## Data for processing

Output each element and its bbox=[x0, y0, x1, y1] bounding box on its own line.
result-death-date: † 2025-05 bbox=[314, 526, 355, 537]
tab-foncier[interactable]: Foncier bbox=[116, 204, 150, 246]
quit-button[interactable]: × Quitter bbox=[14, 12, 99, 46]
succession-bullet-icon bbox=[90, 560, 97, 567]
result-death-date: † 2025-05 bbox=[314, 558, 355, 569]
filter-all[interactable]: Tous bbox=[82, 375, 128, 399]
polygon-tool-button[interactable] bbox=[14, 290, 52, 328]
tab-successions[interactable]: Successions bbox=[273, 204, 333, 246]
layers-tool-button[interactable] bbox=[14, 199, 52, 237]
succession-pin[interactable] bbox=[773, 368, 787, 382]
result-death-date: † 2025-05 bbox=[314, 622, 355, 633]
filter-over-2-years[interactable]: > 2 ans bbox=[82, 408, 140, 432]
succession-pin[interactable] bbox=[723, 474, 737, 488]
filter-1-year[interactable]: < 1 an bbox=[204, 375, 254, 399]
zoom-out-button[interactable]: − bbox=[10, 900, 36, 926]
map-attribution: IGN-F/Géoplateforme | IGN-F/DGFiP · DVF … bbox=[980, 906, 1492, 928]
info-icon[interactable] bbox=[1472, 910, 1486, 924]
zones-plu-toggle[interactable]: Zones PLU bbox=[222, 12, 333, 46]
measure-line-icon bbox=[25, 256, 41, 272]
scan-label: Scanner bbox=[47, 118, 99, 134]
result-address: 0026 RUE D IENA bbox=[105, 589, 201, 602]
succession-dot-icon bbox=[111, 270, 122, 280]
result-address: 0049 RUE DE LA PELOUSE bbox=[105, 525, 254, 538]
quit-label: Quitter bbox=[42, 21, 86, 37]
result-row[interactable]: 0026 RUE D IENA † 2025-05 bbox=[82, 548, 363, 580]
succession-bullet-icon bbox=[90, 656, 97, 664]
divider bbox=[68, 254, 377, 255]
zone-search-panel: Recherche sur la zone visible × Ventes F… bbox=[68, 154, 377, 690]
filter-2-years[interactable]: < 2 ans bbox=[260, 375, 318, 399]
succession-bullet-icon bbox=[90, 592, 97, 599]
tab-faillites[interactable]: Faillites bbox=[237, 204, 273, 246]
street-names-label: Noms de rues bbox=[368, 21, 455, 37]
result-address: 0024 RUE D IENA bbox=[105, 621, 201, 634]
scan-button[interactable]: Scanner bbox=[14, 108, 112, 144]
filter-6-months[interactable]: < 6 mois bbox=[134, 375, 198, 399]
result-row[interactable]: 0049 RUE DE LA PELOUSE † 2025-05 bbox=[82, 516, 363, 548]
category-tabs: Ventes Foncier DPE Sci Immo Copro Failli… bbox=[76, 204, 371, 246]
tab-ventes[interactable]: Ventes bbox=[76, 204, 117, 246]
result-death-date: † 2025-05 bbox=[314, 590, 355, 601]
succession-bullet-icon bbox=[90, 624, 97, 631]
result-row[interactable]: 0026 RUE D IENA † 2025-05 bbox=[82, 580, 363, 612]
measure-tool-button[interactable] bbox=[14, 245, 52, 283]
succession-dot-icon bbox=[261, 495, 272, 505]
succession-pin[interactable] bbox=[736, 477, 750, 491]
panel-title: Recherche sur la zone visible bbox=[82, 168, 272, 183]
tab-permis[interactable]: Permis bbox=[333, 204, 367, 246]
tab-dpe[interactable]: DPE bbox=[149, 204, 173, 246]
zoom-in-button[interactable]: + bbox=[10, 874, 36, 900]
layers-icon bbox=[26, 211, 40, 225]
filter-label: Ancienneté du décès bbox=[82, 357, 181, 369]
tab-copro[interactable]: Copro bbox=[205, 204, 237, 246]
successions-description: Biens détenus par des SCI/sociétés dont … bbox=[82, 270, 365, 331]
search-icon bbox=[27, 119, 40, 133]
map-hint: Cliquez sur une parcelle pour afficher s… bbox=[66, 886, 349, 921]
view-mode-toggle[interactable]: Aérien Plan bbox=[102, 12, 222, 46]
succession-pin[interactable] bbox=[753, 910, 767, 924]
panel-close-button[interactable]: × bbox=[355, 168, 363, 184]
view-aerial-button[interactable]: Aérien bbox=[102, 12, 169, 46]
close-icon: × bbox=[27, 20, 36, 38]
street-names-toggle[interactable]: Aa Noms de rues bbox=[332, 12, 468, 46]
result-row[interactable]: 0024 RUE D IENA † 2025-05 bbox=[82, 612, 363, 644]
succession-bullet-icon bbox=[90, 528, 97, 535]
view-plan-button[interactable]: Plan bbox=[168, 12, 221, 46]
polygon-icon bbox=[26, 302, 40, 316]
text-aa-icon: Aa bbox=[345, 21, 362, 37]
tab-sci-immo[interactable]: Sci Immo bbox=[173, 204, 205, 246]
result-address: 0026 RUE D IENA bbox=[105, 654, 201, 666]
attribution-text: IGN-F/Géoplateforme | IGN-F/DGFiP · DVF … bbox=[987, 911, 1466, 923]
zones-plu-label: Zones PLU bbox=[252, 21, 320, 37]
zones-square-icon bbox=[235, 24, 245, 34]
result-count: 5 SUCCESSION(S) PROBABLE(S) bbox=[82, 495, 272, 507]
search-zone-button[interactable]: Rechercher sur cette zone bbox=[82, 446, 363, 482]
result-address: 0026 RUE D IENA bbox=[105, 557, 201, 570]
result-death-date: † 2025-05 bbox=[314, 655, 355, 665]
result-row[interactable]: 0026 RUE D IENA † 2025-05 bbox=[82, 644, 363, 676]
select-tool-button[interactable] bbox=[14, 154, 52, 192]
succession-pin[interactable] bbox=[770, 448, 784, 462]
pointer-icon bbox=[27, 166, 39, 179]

## Exercise
Copy all the records above line for line, with no changes.

## Result for this exercise
Output each element and its bbox=[x0, y0, x1, y1] bounding box on its own line.
result-death-date: † 2025-05 bbox=[314, 526, 355, 537]
tab-foncier[interactable]: Foncier bbox=[116, 204, 150, 246]
quit-button[interactable]: × Quitter bbox=[14, 12, 99, 46]
succession-bullet-icon bbox=[90, 560, 97, 567]
result-death-date: † 2025-05 bbox=[314, 558, 355, 569]
filter-all[interactable]: Tous bbox=[82, 375, 128, 399]
polygon-tool-button[interactable] bbox=[14, 290, 52, 328]
tab-successions[interactable]: Successions bbox=[273, 204, 333, 246]
layers-tool-button[interactable] bbox=[14, 199, 52, 237]
succession-pin[interactable] bbox=[773, 368, 787, 382]
result-death-date: † 2025-05 bbox=[314, 622, 355, 633]
filter-over-2-years[interactable]: > 2 ans bbox=[82, 408, 140, 432]
succession-pin[interactable] bbox=[723, 474, 737, 488]
filter-1-year[interactable]: < 1 an bbox=[204, 375, 254, 399]
zoom-out-button[interactable]: − bbox=[10, 900, 36, 926]
map-attribution: IGN-F/Géoplateforme | IGN-F/DGFiP · DVF … bbox=[980, 906, 1492, 928]
info-icon[interactable] bbox=[1472, 910, 1486, 924]
zones-plu-toggle[interactable]: Zones PLU bbox=[222, 12, 333, 46]
measure-line-icon bbox=[25, 256, 41, 272]
scan-label: Scanner bbox=[47, 118, 99, 134]
result-address: 0026 RUE D IENA bbox=[105, 589, 201, 602]
succession-dot-icon bbox=[111, 270, 122, 280]
result-address: 0049 RUE DE LA PELOUSE bbox=[105, 525, 254, 538]
quit-label: Quitter bbox=[42, 21, 86, 37]
result-row[interactable]: 0026 RUE D IENA † 2025-05 bbox=[82, 548, 363, 580]
succession-bullet-icon bbox=[90, 656, 97, 664]
divider bbox=[68, 254, 377, 255]
zone-search-panel: Recherche sur la zone visible × Ventes F… bbox=[68, 154, 377, 690]
filter-2-years[interactable]: < 2 ans bbox=[260, 375, 318, 399]
succession-bullet-icon bbox=[90, 592, 97, 599]
tab-faillites[interactable]: Faillites bbox=[237, 204, 273, 246]
street-names-label: Noms de rues bbox=[368, 21, 455, 37]
result-address: 0024 RUE D IENA bbox=[105, 621, 201, 634]
scan-button[interactable]: Scanner bbox=[14, 108, 112, 144]
filter-6-months[interactable]: < 6 mois bbox=[134, 375, 198, 399]
result-row[interactable]: 0049 RUE DE LA PELOUSE † 2025-05 bbox=[82, 516, 363, 548]
category-tabs: Ventes Foncier DPE Sci Immo Copro Failli… bbox=[76, 204, 371, 246]
tab-ventes[interactable]: Ventes bbox=[76, 204, 117, 246]
result-death-date: † 2025-05 bbox=[314, 590, 355, 601]
succession-bullet-icon bbox=[90, 624, 97, 631]
result-row[interactable]: 0026 RUE D IENA † 2025-05 bbox=[82, 580, 363, 612]
measure-tool-button[interactable] bbox=[14, 245, 52, 283]
succession-dot-icon bbox=[261, 495, 272, 505]
succession-pin[interactable] bbox=[736, 477, 750, 491]
panel-title: Recherche sur la zone visible bbox=[82, 168, 272, 183]
tab-permis[interactable]: Permis bbox=[333, 204, 367, 246]
tab-dpe[interactable]: DPE bbox=[149, 204, 173, 246]
zoom-in-button[interactable]: + bbox=[10, 874, 36, 900]
layers-icon bbox=[26, 211, 40, 225]
filter-label: Ancienneté du décès bbox=[82, 357, 181, 369]
tab-copro[interactable]: Copro bbox=[205, 204, 237, 246]
successions-description: Biens détenus par des SCI/sociétés dont … bbox=[82, 270, 365, 331]
search-icon bbox=[27, 119, 40, 133]
map-hint: Cliquez sur une parcelle pour afficher s… bbox=[66, 886, 349, 921]
view-mode-toggle[interactable]: Aérien Plan bbox=[102, 12, 222, 46]
succession-pin[interactable] bbox=[753, 910, 767, 924]
panel-close-button[interactable]: × bbox=[355, 168, 363, 184]
view-aerial-button[interactable]: Aérien bbox=[102, 12, 169, 46]
close-icon: × bbox=[27, 20, 36, 38]
street-names-toggle[interactable]: Aa Noms de rues bbox=[332, 12, 468, 46]
result-row[interactable]: 0024 RUE D IENA † 2025-05 bbox=[82, 612, 363, 644]
succession-bullet-icon bbox=[90, 528, 97, 535]
view-plan-button[interactable]: Plan bbox=[168, 12, 221, 46]
polygon-icon bbox=[26, 302, 40, 316]
text-aa-icon: Aa bbox=[345, 21, 362, 37]
tab-sci-immo[interactable]: Sci Immo bbox=[173, 204, 205, 246]
result-address: 0026 RUE D IENA bbox=[105, 654, 201, 666]
attribution-text: IGN-F/Géoplateforme | IGN-F/DGFiP · DVF … bbox=[987, 911, 1466, 923]
zones-plu-label: Zones PLU bbox=[252, 21, 320, 37]
zones-square-icon bbox=[235, 24, 245, 34]
result-count: 5 SUCCESSION(S) PROBABLE(S) bbox=[82, 495, 272, 507]
search-zone-button[interactable]: Rechercher sur cette zone bbox=[82, 446, 363, 482]
result-address: 0026 RUE D IENA bbox=[105, 557, 201, 570]
result-death-date: † 2025-05 bbox=[314, 655, 355, 665]
result-row[interactable]: 0026 RUE D IENA † 2025-05 bbox=[82, 644, 363, 676]
select-tool-button[interactable] bbox=[14, 154, 52, 192]
succession-pin[interactable] bbox=[770, 448, 784, 462]
pointer-icon bbox=[27, 166, 39, 179]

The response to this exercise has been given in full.